:: WHAT YOU SHOULD DO ::
Take every line that has the string "categories" and copy it out.

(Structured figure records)
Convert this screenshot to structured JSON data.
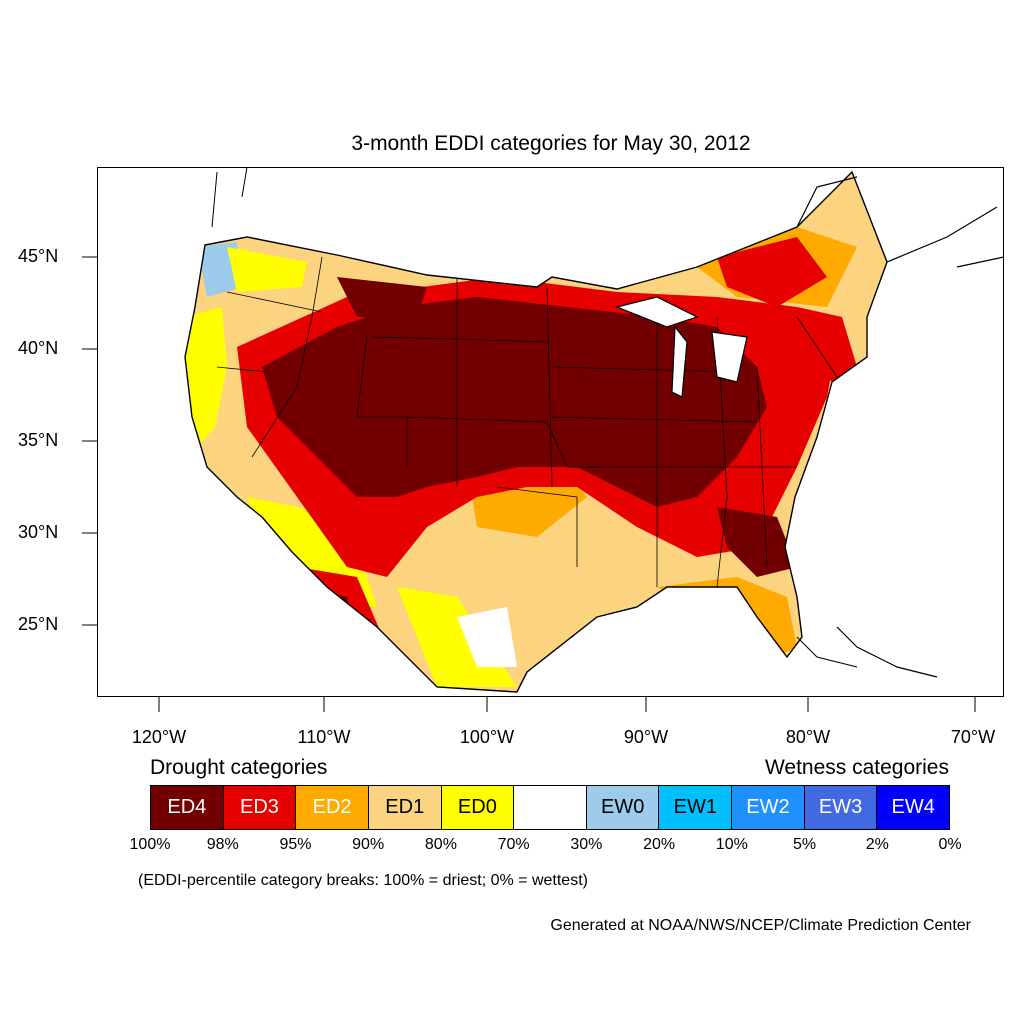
{
  "title": "3-month EDDI categories for May 30, 2012",
  "map": {
    "region": "CONUS",
    "lat_labels": [
      "45°N",
      "40°N",
      "35°N",
      "30°N",
      "25°N"
    ],
    "lon_labels": [
      "120°W",
      "110°W",
      "100°W",
      "90°W",
      "80°W",
      "70°W"
    ]
  },
  "legend": {
    "drought_heading": "Drought categories",
    "wetness_heading": "Wetness categories",
    "categories": [
      {
        "label": "ED4",
        "color": "#730000",
        "text_color": "#ffffff"
      },
      {
        "label": "ED3",
        "color": "#e60000",
        "text_color": "#ffffff"
      },
      {
        "label": "ED2",
        "color": "#ffaa00",
        "text_color": "#ffffff"
      },
      {
        "label": "ED1",
        "color": "#fcd37f",
        "text_color": "#000000"
      },
      {
        "label": "ED0",
        "color": "#ffff00",
        "text_color": "#000000"
      },
      {
        "label": "",
        "color": "#ffffff",
        "text_color": "#000000"
      },
      {
        "label": "EW0",
        "color": "#9ccbeb",
        "text_color": "#000000"
      },
      {
        "label": "EW1",
        "color": "#00bfff",
        "text_color": "#000000"
      },
      {
        "label": "EW2",
        "color": "#1e90ff",
        "text_color": "#ffffff"
      },
      {
        "label": "EW3",
        "color": "#4169e1",
        "text_color": "#ffffff"
      },
      {
        "label": "EW4",
        "color": "#0000ff",
        "text_color": "#ffffff"
      }
    ],
    "breaks": [
      "100%",
      "98%",
      "95%",
      "90%",
      "80%",
      "70%",
      "30%",
      "20%",
      "10%",
      "5%",
      "2%",
      "0%"
    ]
  },
  "note": "(EDDI-percentile category breaks: 100% = driest; 0% = wettest)",
  "credit": "Generated at NOAA/NWS/NCEP/Climate Prediction Center"
}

:: FINAL ANSWER ::
  "title": "3-month EDDI categories for May 30, 2012",
    "drought_heading": "Drought categories",
    "wetness_heading": "Wetness categories",
    "categories": [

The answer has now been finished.